### WHAT TO WORK ON
Retype the records from their first line up to and including the line that contains "text-line: 政治敏锐性和洞察力，善于从政治上认识问题、处理问题。从 xyxy=(128,1052,874,1082)".

(Layout region records)
☆ ☆ ☆

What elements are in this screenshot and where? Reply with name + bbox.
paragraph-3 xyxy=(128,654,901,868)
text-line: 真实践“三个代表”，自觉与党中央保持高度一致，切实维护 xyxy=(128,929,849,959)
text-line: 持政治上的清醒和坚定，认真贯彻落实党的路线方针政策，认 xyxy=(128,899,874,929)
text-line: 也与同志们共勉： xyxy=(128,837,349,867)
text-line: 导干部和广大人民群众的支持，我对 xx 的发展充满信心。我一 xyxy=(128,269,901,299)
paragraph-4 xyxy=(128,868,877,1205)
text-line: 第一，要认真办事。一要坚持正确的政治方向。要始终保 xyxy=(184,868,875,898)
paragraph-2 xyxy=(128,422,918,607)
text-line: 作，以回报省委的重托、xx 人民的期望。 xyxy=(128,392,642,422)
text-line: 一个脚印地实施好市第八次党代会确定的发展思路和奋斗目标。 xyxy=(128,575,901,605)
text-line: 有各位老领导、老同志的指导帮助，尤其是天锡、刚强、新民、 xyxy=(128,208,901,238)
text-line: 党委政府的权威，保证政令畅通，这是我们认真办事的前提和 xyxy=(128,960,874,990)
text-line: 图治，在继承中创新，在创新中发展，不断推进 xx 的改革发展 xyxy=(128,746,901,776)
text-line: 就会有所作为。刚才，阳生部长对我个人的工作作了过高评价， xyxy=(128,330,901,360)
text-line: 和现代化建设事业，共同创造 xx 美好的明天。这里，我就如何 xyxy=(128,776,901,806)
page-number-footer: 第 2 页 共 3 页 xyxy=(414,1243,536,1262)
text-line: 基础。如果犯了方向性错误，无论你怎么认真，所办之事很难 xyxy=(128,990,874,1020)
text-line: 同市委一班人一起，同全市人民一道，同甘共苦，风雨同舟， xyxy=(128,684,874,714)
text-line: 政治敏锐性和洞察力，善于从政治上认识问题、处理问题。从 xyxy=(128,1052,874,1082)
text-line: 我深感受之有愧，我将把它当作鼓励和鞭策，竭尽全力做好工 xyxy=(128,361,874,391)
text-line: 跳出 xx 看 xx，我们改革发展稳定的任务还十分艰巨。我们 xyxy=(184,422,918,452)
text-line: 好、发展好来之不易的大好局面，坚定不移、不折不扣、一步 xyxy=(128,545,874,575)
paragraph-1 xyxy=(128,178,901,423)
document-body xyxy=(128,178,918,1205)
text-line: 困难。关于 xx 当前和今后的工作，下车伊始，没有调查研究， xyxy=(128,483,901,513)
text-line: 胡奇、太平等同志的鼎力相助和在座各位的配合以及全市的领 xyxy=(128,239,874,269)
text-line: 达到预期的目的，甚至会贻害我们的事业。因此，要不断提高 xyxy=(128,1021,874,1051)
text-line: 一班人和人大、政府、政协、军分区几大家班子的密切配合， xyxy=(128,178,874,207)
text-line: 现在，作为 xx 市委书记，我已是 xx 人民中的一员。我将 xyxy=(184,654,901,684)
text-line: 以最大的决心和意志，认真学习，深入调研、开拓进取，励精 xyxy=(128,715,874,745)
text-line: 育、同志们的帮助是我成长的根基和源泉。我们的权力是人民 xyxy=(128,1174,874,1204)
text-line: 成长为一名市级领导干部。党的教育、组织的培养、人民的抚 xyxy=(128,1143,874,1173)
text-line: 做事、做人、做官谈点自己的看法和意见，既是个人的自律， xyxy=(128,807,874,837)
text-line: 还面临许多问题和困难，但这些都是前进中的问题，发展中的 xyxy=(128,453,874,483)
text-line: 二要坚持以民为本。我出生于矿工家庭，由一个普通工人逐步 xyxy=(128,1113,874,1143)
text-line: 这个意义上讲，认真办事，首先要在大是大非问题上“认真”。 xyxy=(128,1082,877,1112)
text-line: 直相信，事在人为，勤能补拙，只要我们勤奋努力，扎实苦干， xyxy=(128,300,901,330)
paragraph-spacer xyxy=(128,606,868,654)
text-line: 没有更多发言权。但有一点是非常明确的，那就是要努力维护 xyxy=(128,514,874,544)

☆ ☆ ☆

### OUTPUT
What elements are in this screenshot and where? Reply with name + bbox.
paragraph-3 xyxy=(128,654,901,868)
text-line: 真实践“三个代表”，自觉与党中央保持高度一致，切实维护 xyxy=(128,929,849,959)
text-line: 持政治上的清醒和坚定，认真贯彻落实党的路线方针政策，认 xyxy=(128,899,874,929)
text-line: 也与同志们共勉： xyxy=(128,837,349,867)
text-line: 导干部和广大人民群众的支持，我对 xx 的发展充满信心。我一 xyxy=(128,269,901,299)
paragraph-4 xyxy=(128,868,877,1205)
text-line: 第一，要认真办事。一要坚持正确的政治方向。要始终保 xyxy=(184,868,875,898)
paragraph-2 xyxy=(128,422,918,607)
text-line: 作，以回报省委的重托、xx 人民的期望。 xyxy=(128,392,642,422)
text-line: 一个脚印地实施好市第八次党代会确定的发展思路和奋斗目标。 xyxy=(128,575,901,605)
text-line: 有各位老领导、老同志的指导帮助，尤其是天锡、刚强、新民、 xyxy=(128,208,901,238)
text-line: 党委政府的权威，保证政令畅通，这是我们认真办事的前提和 xyxy=(128,960,874,990)
text-line: 图治，在继承中创新，在创新中发展，不断推进 xx 的改革发展 xyxy=(128,746,901,776)
text-line: 就会有所作为。刚才，阳生部长对我个人的工作作了过高评价， xyxy=(128,330,901,360)
text-line: 和现代化建设事业，共同创造 xx 美好的明天。这里，我就如何 xyxy=(128,776,901,806)
page-number-footer: 第 2 页 共 3 页 xyxy=(414,1243,536,1262)
text-line: 基础。如果犯了方向性错误，无论你怎么认真，所办之事很难 xyxy=(128,990,874,1020)
text-line: 同市委一班人一起，同全市人民一道，同甘共苦，风雨同舟， xyxy=(128,684,874,714)
text-line: 政治敏锐性和洞察力，善于从政治上认识问题、处理问题。从 xyxy=(128,1052,874,1082)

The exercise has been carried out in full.